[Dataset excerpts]
· · · · ·
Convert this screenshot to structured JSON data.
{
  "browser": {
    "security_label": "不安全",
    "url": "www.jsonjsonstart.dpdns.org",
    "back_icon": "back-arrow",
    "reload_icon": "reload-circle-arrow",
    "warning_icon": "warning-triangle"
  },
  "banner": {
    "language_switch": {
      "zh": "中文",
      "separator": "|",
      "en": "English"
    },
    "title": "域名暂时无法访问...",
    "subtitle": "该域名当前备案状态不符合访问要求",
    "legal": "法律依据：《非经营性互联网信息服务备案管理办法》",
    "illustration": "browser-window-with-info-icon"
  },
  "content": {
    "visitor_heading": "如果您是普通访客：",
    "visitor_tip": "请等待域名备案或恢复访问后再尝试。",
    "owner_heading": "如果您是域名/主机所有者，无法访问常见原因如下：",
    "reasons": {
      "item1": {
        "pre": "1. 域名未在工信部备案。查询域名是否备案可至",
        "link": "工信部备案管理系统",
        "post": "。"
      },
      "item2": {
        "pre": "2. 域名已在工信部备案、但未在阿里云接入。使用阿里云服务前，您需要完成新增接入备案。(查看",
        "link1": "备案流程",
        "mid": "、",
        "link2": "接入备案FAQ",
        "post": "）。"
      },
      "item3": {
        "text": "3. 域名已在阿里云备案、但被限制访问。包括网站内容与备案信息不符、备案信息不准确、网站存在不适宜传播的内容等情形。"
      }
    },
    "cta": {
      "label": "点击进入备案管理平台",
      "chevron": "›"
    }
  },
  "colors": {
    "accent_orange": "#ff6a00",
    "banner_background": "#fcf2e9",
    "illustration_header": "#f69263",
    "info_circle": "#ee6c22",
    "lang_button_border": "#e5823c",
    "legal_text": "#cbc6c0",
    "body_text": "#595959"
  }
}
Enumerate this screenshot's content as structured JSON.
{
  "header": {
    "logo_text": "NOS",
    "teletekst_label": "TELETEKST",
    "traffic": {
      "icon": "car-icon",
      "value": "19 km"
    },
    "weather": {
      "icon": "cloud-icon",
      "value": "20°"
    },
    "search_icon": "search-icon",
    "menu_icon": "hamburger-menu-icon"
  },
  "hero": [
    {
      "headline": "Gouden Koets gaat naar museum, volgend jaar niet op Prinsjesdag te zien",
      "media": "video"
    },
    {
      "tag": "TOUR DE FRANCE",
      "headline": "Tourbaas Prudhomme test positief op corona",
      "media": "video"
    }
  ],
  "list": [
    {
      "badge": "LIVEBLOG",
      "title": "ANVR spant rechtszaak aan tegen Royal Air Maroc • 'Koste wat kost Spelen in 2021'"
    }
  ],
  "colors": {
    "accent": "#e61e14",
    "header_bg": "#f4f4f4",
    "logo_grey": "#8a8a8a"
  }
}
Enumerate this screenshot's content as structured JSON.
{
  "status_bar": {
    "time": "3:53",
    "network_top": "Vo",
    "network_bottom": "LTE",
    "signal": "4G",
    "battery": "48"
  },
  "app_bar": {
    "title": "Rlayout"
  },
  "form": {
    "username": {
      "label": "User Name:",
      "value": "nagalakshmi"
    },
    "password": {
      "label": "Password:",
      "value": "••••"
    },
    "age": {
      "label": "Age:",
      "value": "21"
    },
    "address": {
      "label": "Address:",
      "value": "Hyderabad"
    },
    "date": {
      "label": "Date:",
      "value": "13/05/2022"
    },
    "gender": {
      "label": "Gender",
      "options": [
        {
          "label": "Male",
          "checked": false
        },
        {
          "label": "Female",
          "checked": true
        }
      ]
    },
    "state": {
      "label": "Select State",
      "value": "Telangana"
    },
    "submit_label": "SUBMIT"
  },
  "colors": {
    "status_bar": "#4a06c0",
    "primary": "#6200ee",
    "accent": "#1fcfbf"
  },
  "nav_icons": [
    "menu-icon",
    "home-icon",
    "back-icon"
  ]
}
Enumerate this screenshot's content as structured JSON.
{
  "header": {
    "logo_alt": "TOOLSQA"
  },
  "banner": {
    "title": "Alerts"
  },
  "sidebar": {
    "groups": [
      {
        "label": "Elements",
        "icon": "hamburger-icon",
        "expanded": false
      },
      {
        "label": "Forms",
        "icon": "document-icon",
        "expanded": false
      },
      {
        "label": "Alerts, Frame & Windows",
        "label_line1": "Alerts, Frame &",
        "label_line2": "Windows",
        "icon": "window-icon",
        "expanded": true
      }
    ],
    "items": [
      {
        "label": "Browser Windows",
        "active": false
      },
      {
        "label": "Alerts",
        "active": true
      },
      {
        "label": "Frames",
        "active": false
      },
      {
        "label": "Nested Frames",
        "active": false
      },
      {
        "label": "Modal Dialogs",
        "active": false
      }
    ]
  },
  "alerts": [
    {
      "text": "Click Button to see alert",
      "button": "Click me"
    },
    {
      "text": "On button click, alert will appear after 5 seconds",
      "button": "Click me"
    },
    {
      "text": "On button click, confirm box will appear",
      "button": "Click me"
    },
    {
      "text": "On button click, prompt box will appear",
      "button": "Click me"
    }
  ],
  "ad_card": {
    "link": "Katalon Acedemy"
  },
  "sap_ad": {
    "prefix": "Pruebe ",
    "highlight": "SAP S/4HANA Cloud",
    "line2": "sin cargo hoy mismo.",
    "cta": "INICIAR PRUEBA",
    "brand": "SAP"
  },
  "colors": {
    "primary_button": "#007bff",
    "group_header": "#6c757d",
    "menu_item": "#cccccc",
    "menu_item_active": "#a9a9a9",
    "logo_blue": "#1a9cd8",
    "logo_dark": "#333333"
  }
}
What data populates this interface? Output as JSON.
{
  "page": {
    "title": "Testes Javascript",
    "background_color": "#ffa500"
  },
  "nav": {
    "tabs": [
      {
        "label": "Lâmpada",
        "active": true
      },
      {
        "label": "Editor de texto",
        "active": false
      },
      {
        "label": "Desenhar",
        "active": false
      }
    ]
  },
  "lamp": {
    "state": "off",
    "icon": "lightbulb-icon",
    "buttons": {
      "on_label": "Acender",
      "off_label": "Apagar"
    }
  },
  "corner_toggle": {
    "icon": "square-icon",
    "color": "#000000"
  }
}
· · · · ·
## Exercise details
Hand back the material above in full, exactly as written.

## Written solution
Convert this screenshot to structured JSON data.
{
  "browser": {
    "security_label": "不安全",
    "url": "www.jsonjsonstart.dpdns.org",
    "back_icon": "back-arrow",
    "reload_icon": "reload-circle-arrow",
    "warning_icon": "warning-triangle"
  },
  "banner": {
    "language_switch": {
      "zh": "中文",
      "separator": "|",
      "en": "English"
    },
    "title": "域名暂时无法访问...",
    "subtitle": "该域名当前备案状态不符合访问要求",
    "legal": "法律依据：《非经营性互联网信息服务备案管理办法》",
    "illustration": "browser-window-with-info-icon"
  },
  "content": {
    "visitor_heading": "如果您是普通访客：",
    "visitor_tip": "请等待域名备案或恢复访问后再尝试。",
    "owner_heading": "如果您是域名/主机所有者，无法访问常见原因如下：",
    "reasons": {
      "item1": {
        "pre": "1. 域名未在工信部备案。查询域名是否备案可至",
        "link": "工信部备案管理系统",
        "post": "。"
      },
      "item2": {
        "pre": "2. 域名已在工信部备案、但未在阿里云接入。使用阿里云服务前，您需要完成新增接入备案。(查看",
        "link1": "备案流程",
        "mid": "、",
        "link2": "接入备案FAQ",
        "post": "）。"
      },
      "item3": {
        "text": "3. 域名已在阿里云备案、但被限制访问。包括网站内容与备案信息不符、备案信息不准确、网站存在不适宜传播的内容等情形。"
      }
    },
    "cta": {
      "label": "点击进入备案管理平台",
      "chevron": "›"
    }
  },
  "colors": {
    "accent_orange": "#ff6a00",
    "banner_background": "#fcf2e9",
    "illustration_header": "#f69263",
    "info_circle": "#ee6c22",
    "lang_button_border": "#e5823c",
    "legal_text": "#cbc6c0",
    "body_text": "#595959"
  }
}
Enumerate this screenshot's content as structured JSON.
{
  "header": {
    "logo_text": "NOS",
    "teletekst_label": "TELETEKST",
    "traffic": {
      "icon": "car-icon",
      "value": "19 km"
    },
    "weather": {
      "icon": "cloud-icon",
      "value": "20°"
    },
    "search_icon": "search-icon",
    "menu_icon": "hamburger-menu-icon"
  },
  "hero": [
    {
      "headline": "Gouden Koets gaat naar museum, volgend jaar niet op Prinsjesdag te zien",
      "media": "video"
    },
    {
      "tag": "TOUR DE FRANCE",
      "headline": "Tourbaas Prudhomme test positief op corona",
      "media": "video"
    }
  ],
  "list": [
    {
      "badge": "LIVEBLOG",
      "title": "ANVR spant rechtszaak aan tegen Royal Air Maroc • 'Koste wat kost Spelen in 2021'"
    }
  ],
  "colors": {
    "accent": "#e61e14",
    "header_bg": "#f4f4f4",
    "logo_grey": "#8a8a8a"
  }
}
Enumerate this screenshot's content as structured JSON.
{
  "status_bar": {
    "time": "3:53",
    "network_top": "Vo",
    "network_bottom": "LTE",
    "signal": "4G",
    "battery": "48"
  },
  "app_bar": {
    "title": "Rlayout"
  },
  "form": {
    "username": {
      "label": "User Name:",
      "value": "nagalakshmi"
    },
    "password": {
      "label": "Password:",
      "value": "••••"
    },
    "age": {
      "label": "Age:",
      "value": "21"
    },
    "address": {
      "label": "Address:",
      "value": "Hyderabad"
    },
    "date": {
      "label": "Date:",
      "value": "13/05/2022"
    },
    "gender": {
      "label": "Gender",
      "options": [
        {
          "label": "Male",
          "checked": false
        },
        {
          "label": "Female",
          "checked": true
        }
      ]
    },
    "state": {
      "label": "Select State",
      "value": "Telangana"
    },
    "submit_label": "SUBMIT"
  },
  "colors": {
    "status_bar": "#4a06c0",
    "primary": "#6200ee",
    "accent": "#1fcfbf"
  },
  "nav_icons": [
    "menu-icon",
    "home-icon",
    "back-icon"
  ]
}
Enumerate this screenshot's content as structured JSON.
{
  "header": {
    "logo_alt": "TOOLSQA"
  },
  "banner": {
    "title": "Alerts"
  },
  "sidebar": {
    "groups": [
      {
        "label": "Elements",
        "icon": "hamburger-icon",
        "expanded": false
      },
      {
        "label": "Forms",
        "icon": "document-icon",
        "expanded": false
      },
      {
        "label": "Alerts, Frame & Windows",
        "label_line1": "Alerts, Frame &",
        "label_line2": "Windows",
        "icon": "window-icon",
        "expanded": true
      }
    ],
    "items": [
      {
        "label": "Browser Windows",
        "active": false
      },
      {
        "label": "Alerts",
        "active": true
      },
      {
        "label": "Frames",
        "active": false
      },
      {
        "label": "Nested Frames",
        "active": false
      },
      {
        "label": "Modal Dialogs",
        "active": false
      }
    ]
  },
  "alerts": [
    {
      "text": "Click Button to see alert",
      "button": "Click me"
    },
    {
      "text": "On button click, alert will appear after 5 seconds",
      "button": "Click me"
    },
    {
      "text": "On button click, confirm box will appear",
      "button": "Click me"
    },
    {
      "text": "On button click, prompt box will appear",
      "button": "Click me"
    }
  ],
  "ad_card": {
    "link": "Katalon Acedemy"
  },
  "sap_ad": {
    "prefix": "Pruebe ",
    "highlight": "SAP S/4HANA Cloud",
    "line2": "sin cargo hoy mismo.",
    "cta": "INICIAR PRUEBA",
    "brand": "SAP"
  },
  "colors": {
    "primary_button": "#007bff",
    "group_header": "#6c757d",
    "menu_item": "#cccccc",
    "menu_item_active": "#a9a9a9",
    "logo_blue": "#1a9cd8",
    "logo_dark": "#333333"
  }
}
What data populates this interface? Output as JSON.
{
  "page": {
    "title": "Testes Javascript",
    "background_color": "#ffa500"
  },
  "nav": {
    "tabs": [
      {
        "label": "Lâmpada",
        "active": true
      },
      {
        "label": "Editor de texto",
        "active": false
      },
      {
        "label": "Desenhar",
        "active": false
      }
    ]
  },
  "lamp": {
    "state": "off",
    "icon": "lightbulb-icon",
    "buttons": {
      "on_label": "Acender",
      "off_label": "Apagar"
    }
  },
  "corner_toggle": {
    "icon": "square-icon",
    "color": "#000000"
  }
}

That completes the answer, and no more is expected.